▶ _Records from a collection_

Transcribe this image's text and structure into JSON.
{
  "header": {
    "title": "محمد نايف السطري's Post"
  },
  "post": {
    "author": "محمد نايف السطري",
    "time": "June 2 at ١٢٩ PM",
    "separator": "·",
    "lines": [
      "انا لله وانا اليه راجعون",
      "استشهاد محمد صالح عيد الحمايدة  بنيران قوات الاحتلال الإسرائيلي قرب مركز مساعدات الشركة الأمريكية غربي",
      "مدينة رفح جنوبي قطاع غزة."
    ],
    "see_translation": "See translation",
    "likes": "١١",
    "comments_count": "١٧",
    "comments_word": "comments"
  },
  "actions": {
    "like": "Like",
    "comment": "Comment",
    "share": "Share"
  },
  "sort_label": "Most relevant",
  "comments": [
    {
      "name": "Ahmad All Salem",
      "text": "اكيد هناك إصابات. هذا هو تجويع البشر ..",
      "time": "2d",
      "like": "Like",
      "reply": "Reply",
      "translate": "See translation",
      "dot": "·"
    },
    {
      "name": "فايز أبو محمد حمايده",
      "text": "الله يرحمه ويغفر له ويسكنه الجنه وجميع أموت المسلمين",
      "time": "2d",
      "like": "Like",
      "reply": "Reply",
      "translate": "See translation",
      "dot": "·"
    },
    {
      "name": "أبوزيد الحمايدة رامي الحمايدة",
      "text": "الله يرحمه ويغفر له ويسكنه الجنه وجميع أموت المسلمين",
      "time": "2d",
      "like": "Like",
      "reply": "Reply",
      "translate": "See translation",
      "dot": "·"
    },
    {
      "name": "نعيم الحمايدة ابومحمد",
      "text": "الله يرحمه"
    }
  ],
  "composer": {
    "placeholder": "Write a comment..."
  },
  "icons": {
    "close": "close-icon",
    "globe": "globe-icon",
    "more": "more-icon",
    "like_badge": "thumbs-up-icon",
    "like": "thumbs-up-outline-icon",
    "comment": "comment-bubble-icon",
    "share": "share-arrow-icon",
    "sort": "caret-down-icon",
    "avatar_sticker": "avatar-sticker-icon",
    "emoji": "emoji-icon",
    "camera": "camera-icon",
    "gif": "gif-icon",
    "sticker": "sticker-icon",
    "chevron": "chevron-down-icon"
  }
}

▶ _Exercise_
Go through the material above line by line and copy it exactly.

▶ _Exercise response_
Transcribe this image's text and structure into JSON.
{
  "header": {
    "title": "محمد نايف السطري's Post"
  },
  "post": {
    "author": "محمد نايف السطري",
    "time": "June 2 at ١٢٩ PM",
    "separator": "·",
    "lines": [
      "انا لله وانا اليه راجعون",
      "استشهاد محمد صالح عيد الحمايدة  بنيران قوات الاحتلال الإسرائيلي قرب مركز مساعدات الشركة الأمريكية غربي",
      "مدينة رفح جنوبي قطاع غزة."
    ],
    "see_translation": "See translation",
    "likes": "١١",
    "comments_count": "١٧",
    "comments_word": "comments"
  },
  "actions": {
    "like": "Like",
    "comment": "Comment",
    "share": "Share"
  },
  "sort_label": "Most relevant",
  "comments": [
    {
      "name": "Ahmad All Salem",
      "text": "اكيد هناك إصابات. هذا هو تجويع البشر ..",
      "time": "2d",
      "like": "Like",
      "reply": "Reply",
      "translate": "See translation",
      "dot": "·"
    },
    {
      "name": "فايز أبو محمد حمايده",
      "text": "الله يرحمه ويغفر له ويسكنه الجنه وجميع أموت المسلمين",
      "time": "2d",
      "like": "Like",
      "reply": "Reply",
      "translate": "See translation",
      "dot": "·"
    },
    {
      "name": "أبوزيد الحمايدة رامي الحمايدة",
      "text": "الله يرحمه ويغفر له ويسكنه الجنه وجميع أموت المسلمين",
      "time": "2d",
      "like": "Like",
      "reply": "Reply",
      "translate": "See translation",
      "dot": "·"
    },
    {
      "name": "نعيم الحمايدة ابومحمد",
      "text": "الله يرحمه"
    }
  ],
  "composer": {
    "placeholder": "Write a comment..."
  },
  "icons": {
    "close": "close-icon",
    "globe": "globe-icon",
    "more": "more-icon",
    "like_badge": "thumbs-up-icon",
    "like": "thumbs-up-outline-icon",
    "comment": "comment-bubble-icon",
    "share": "share-arrow-icon",
    "sort": "caret-down-icon",
    "avatar_sticker": "avatar-sticker-icon",
    "emoji": "emoji-icon",
    "camera": "camera-icon",
    "gif": "gif-icon",
    "sticker": "sticker-icon",
    "chevron": "chevron-down-icon"
  }
}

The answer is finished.